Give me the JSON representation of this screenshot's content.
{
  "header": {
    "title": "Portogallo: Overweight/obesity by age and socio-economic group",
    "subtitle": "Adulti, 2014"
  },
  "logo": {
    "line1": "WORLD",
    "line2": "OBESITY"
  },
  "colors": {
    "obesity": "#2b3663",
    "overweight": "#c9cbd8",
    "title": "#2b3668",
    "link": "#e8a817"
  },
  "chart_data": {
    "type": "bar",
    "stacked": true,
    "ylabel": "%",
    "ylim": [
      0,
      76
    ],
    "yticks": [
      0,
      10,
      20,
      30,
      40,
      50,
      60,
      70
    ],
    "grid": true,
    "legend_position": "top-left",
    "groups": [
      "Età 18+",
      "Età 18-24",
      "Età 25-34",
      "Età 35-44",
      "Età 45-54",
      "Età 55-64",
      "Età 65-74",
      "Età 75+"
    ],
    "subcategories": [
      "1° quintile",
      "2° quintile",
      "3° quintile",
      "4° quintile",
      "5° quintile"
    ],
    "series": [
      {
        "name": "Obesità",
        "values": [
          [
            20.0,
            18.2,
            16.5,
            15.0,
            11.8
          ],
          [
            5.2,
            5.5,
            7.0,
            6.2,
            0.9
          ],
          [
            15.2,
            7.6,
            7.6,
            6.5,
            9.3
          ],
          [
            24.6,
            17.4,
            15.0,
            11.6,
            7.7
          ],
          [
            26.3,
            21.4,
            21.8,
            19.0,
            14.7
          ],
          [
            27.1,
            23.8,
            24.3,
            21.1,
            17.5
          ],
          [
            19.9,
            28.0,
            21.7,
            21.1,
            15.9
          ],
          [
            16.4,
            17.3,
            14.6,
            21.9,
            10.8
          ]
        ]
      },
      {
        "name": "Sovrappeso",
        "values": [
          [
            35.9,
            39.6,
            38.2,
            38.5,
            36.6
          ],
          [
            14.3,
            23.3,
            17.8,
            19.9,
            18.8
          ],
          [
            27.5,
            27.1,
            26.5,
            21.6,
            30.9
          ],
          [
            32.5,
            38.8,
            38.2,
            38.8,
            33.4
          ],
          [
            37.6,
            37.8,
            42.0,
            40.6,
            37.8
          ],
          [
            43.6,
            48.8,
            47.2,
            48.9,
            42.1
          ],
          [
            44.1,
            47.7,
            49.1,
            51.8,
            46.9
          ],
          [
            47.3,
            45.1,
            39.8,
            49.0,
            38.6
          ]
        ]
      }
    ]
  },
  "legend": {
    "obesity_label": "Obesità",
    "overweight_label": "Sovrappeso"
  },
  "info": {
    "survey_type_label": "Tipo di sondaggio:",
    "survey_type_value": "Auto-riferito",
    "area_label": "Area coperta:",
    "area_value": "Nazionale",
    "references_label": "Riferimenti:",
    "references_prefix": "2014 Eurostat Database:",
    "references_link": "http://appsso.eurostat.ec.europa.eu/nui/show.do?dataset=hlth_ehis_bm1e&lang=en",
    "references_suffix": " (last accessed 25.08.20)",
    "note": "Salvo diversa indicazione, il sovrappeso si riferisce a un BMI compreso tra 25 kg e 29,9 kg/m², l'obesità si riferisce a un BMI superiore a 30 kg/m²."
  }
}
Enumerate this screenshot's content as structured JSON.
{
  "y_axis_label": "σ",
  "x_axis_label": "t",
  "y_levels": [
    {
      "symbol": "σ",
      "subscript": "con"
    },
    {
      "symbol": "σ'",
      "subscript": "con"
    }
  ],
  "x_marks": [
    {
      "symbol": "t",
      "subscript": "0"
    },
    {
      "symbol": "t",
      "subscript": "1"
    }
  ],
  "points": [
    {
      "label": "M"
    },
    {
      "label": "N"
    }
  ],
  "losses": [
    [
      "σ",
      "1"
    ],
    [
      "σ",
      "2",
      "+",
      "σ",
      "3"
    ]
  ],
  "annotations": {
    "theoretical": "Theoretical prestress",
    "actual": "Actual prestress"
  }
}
————————
What the exercise asks:
Transcribe the full listing above without leaving anything out.

The output:
Give me the JSON representation of this screenshot's content.
{
  "header": {
    "title": "Portogallo: Overweight/obesity by age and socio-economic group",
    "subtitle": "Adulti, 2014"
  },
  "logo": {
    "line1": "WORLD",
    "line2": "OBESITY"
  },
  "colors": {
    "obesity": "#2b3663",
    "overweight": "#c9cbd8",
    "title": "#2b3668",
    "link": "#e8a817"
  },
  "chart_data": {
    "type": "bar",
    "stacked": true,
    "ylabel": "%",
    "ylim": [
      0,
      76
    ],
    "yticks": [
      0,
      10,
      20,
      30,
      40,
      50,
      60,
      70
    ],
    "grid": true,
    "legend_position": "top-left",
    "groups": [
      "Età 18+",
      "Età 18-24",
      "Età 25-34",
      "Età 35-44",
      "Età 45-54",
      "Età 55-64",
      "Età 65-74",
      "Età 75+"
    ],
    "subcategories": [
      "1° quintile",
      "2° quintile",
      "3° quintile",
      "4° quintile",
      "5° quintile"
    ],
    "series": [
      {
        "name": "Obesità",
        "values": [
          [
            20.0,
            18.2,
            16.5,
            15.0,
            11.8
          ],
          [
            5.2,
            5.5,
            7.0,
            6.2,
            0.9
          ],
          [
            15.2,
            7.6,
            7.6,
            6.5,
            9.3
          ],
          [
            24.6,
            17.4,
            15.0,
            11.6,
            7.7
          ],
          [
            26.3,
            21.4,
            21.8,
            19.0,
            14.7
          ],
          [
            27.1,
            23.8,
            24.3,
            21.1,
            17.5
          ],
          [
            19.9,
            28.0,
            21.7,
            21.1,
            15.9
          ],
          [
            16.4,
            17.3,
            14.6,
            21.9,
            10.8
          ]
        ]
      },
      {
        "name": "Sovrappeso",
        "values": [
          [
            35.9,
            39.6,
            38.2,
            38.5,
            36.6
          ],
          [
            14.3,
            23.3,
            17.8,
            19.9,
            18.8
          ],
          [
            27.5,
            27.1,
            26.5,
            21.6,
            30.9
          ],
          [
            32.5,
            38.8,
            38.2,
            38.8,
            33.4
          ],
          [
            37.6,
            37.8,
            42.0,
            40.6,
            37.8
          ],
          [
            43.6,
            48.8,
            47.2,
            48.9,
            42.1
          ],
          [
            44.1,
            47.7,
            49.1,
            51.8,
            46.9
          ],
          [
            47.3,
            45.1,
            39.8,
            49.0,
            38.6
          ]
        ]
      }
    ]
  },
  "legend": {
    "obesity_label": "Obesità",
    "overweight_label": "Sovrappeso"
  },
  "info": {
    "survey_type_label": "Tipo di sondaggio:",
    "survey_type_value": "Auto-riferito",
    "area_label": "Area coperta:",
    "area_value": "Nazionale",
    "references_label": "Riferimenti:",
    "references_prefix": "2014 Eurostat Database:",
    "references_link": "http://appsso.eurostat.ec.europa.eu/nui/show.do?dataset=hlth_ehis_bm1e&lang=en",
    "references_suffix": " (last accessed 25.08.20)",
    "note": "Salvo diversa indicazione, il sovrappeso si riferisce a un BMI compreso tra 25 kg e 29,9 kg/m², l'obesità si riferisce a un BMI superiore a 30 kg/m²."
  }
}
Enumerate this screenshot's content as structured JSON.
{
  "y_axis_label": "σ",
  "x_axis_label": "t",
  "y_levels": [
    {
      "symbol": "σ",
      "subscript": "con"
    },
    {
      "symbol": "σ'",
      "subscript": "con"
    }
  ],
  "x_marks": [
    {
      "symbol": "t",
      "subscript": "0"
    },
    {
      "symbol": "t",
      "subscript": "1"
    }
  ],
  "points": [
    {
      "label": "M"
    },
    {
      "label": "N"
    }
  ],
  "losses": [
    [
      "σ",
      "1"
    ],
    [
      "σ",
      "2",
      "+",
      "σ",
      "3"
    ]
  ],
  "annotations": {
    "theoretical": "Theoretical prestress",
    "actual": "Actual prestress"
  }
}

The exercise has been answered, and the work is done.